Prompt: Return the complete listing that follows, with each line reproduced exactly.

Dataset rows about figures:
-.-.-
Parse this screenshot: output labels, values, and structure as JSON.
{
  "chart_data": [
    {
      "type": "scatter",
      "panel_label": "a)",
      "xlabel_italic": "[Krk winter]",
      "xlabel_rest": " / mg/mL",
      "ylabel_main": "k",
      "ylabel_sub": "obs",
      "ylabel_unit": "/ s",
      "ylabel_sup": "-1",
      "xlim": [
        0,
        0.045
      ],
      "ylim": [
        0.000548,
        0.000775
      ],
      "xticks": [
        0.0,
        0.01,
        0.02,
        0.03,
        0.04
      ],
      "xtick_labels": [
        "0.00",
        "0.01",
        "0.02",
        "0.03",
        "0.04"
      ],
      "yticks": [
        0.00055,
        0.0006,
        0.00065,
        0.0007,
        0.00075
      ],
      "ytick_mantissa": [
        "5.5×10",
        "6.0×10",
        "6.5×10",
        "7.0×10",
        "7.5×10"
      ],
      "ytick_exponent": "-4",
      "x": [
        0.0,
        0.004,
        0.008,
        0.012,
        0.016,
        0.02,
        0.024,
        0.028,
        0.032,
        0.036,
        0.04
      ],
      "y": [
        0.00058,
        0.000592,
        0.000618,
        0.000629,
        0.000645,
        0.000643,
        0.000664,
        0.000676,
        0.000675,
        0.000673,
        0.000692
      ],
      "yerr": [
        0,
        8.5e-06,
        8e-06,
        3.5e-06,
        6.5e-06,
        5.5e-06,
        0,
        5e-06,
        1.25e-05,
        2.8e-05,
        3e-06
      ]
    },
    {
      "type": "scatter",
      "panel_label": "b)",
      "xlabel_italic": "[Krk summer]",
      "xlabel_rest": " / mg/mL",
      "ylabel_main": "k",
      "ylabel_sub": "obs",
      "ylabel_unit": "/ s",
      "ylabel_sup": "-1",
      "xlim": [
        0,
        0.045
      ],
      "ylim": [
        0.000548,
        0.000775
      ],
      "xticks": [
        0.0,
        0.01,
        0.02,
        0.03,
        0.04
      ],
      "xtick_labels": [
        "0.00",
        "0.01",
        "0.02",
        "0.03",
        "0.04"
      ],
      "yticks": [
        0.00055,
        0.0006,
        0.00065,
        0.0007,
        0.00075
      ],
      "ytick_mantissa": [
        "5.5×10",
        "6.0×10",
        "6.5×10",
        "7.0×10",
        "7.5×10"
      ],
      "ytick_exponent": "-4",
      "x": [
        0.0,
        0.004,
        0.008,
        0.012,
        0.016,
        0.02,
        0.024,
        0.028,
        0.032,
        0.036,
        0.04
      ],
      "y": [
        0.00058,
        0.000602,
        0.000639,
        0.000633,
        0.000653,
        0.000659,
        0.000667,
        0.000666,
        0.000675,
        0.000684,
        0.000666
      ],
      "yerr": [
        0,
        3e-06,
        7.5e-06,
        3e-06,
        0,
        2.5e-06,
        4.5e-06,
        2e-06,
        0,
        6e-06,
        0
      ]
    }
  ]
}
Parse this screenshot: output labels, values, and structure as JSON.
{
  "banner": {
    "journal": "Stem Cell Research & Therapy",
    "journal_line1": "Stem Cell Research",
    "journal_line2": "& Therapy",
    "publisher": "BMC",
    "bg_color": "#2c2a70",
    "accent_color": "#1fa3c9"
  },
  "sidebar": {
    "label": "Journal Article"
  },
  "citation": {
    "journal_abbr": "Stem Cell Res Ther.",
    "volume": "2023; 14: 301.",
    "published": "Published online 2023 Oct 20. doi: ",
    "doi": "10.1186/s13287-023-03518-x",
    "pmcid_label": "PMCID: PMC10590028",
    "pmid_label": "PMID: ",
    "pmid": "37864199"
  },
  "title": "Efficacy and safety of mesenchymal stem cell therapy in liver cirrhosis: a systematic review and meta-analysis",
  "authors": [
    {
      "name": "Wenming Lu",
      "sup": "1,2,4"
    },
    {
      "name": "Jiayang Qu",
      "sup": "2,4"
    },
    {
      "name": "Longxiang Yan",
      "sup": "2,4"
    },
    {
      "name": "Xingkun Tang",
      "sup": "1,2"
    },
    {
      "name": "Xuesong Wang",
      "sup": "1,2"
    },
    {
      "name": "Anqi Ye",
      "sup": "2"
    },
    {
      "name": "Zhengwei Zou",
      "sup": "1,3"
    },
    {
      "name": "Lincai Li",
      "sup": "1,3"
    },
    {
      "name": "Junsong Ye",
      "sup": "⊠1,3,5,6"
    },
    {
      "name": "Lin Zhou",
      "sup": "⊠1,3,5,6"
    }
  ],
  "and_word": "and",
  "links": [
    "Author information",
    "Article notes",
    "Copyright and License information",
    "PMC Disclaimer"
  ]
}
-.-.-
Response:
Parse this screenshot: output labels, values, and structure as JSON.
{
  "chart_data": [
    {
      "type": "scatter",
      "panel_label": "a)",
      "xlabel_italic": "[Krk winter]",
      "xlabel_rest": " / mg/mL",
      "ylabel_main": "k",
      "ylabel_sub": "obs",
      "ylabel_unit": "/ s",
      "ylabel_sup": "-1",
      "xlim": [
        0,
        0.045
      ],
      "ylim": [
        0.000548,
        0.000775
      ],
      "xticks": [
        0.0,
        0.01,
        0.02,
        0.03,
        0.04
      ],
      "xtick_labels": [
        "0.00",
        "0.01",
        "0.02",
        "0.03",
        "0.04"
      ],
      "yticks": [
        0.00055,
        0.0006,
        0.00065,
        0.0007,
        0.00075
      ],
      "ytick_mantissa": [
        "5.5×10",
        "6.0×10",
        "6.5×10",
        "7.0×10",
        "7.5×10"
      ],
      "ytick_exponent": "-4",
      "x": [
        0.0,
        0.004,
        0.008,
        0.012,
        0.016,
        0.02,
        0.024,
        0.028,
        0.032,
        0.036,
        0.04
      ],
      "y": [
        0.00058,
        0.000592,
        0.000618,
        0.000629,
        0.000645,
        0.000643,
        0.000664,
        0.000676,
        0.000675,
        0.000673,
        0.000692
      ],
      "yerr": [
        0,
        8.5e-06,
        8e-06,
        3.5e-06,
        6.5e-06,
        5.5e-06,
        0,
        5e-06,
        1.25e-05,
        2.8e-05,
        3e-06
      ]
    },
    {
      "type": "scatter",
      "panel_label": "b)",
      "xlabel_italic": "[Krk summer]",
      "xlabel_rest": " / mg/mL",
      "ylabel_main": "k",
      "ylabel_sub": "obs",
      "ylabel_unit": "/ s",
      "ylabel_sup": "-1",
      "xlim": [
        0,
        0.045
      ],
      "ylim": [
        0.000548,
        0.000775
      ],
      "xticks": [
        0.0,
        0.01,
        0.02,
        0.03,
        0.04
      ],
      "xtick_labels": [
        "0.00",
        "0.01",
        "0.02",
        "0.03",
        "0.04"
      ],
      "yticks": [
        0.00055,
        0.0006,
        0.00065,
        0.0007,
        0.00075
      ],
      "ytick_mantissa": [
        "5.5×10",
        "6.0×10",
        "6.5×10",
        "7.0×10",
        "7.5×10"
      ],
      "ytick_exponent": "-4",
      "x": [
        0.0,
        0.004,
        0.008,
        0.012,
        0.016,
        0.02,
        0.024,
        0.028,
        0.032,
        0.036,
        0.04
      ],
      "y": [
        0.00058,
        0.000602,
        0.000639,
        0.000633,
        0.000653,
        0.000659,
        0.000667,
        0.000666,
        0.000675,
        0.000684,
        0.000666
      ],
      "yerr": [
        0,
        3e-06,
        7.5e-06,
        3e-06,
        0,
        2.5e-06,
        4.5e-06,
        2e-06,
        0,
        6e-06,
        0
      ]
    }
  ]
}
Parse this screenshot: output labels, values, and structure as JSON.
{
  "banner": {
    "journal": "Stem Cell Research & Therapy",
    "journal_line1": "Stem Cell Research",
    "journal_line2": "& Therapy",
    "publisher": "BMC",
    "bg_color": "#2c2a70",
    "accent_color": "#1fa3c9"
  },
  "sidebar": {
    "label": "Journal Article"
  },
  "citation": {
    "journal_abbr": "Stem Cell Res Ther.",
    "volume": "2023; 14: 301.",
    "published": "Published online 2023 Oct 20. doi: ",
    "doi": "10.1186/s13287-023-03518-x",
    "pmcid_label": "PMCID: PMC10590028",
    "pmid_label": "PMID: ",
    "pmid": "37864199"
  },
  "title": "Efficacy and safety of mesenchymal stem cell therapy in liver cirrhosis: a systematic review and meta-analysis",
  "authors": [
    {
      "name": "Wenming Lu",
      "sup": "1,2,4"
    },
    {
      "name": "Jiayang Qu",
      "sup": "2,4"
    },
    {
      "name": "Longxiang Yan",
      "sup": "2,4"
    },
    {
      "name": "Xingkun Tang",
      "sup": "1,2"
    },
    {
      "name": "Xuesong Wang",
      "sup": "1,2"
    },
    {
      "name": "Anqi Ye",
      "sup": "2"
    },
    {
      "name": "Zhengwei Zou",
      "sup": "1,3"
    },
    {
      "name": "Lincai Li",
      "sup": "1,3"
    },
    {
      "name": "Junsong Ye",
      "sup": "⊠1,3,5,6"
    },
    {
      "name": "Lin Zhou",
      "sup": "⊠1,3,5,6"
    }
  ],
  "and_word": "and",
  "links": [
    "Author information",
    "Article notes",
    "Copyright and License information",
    "PMC Disclaimer"
  ]
}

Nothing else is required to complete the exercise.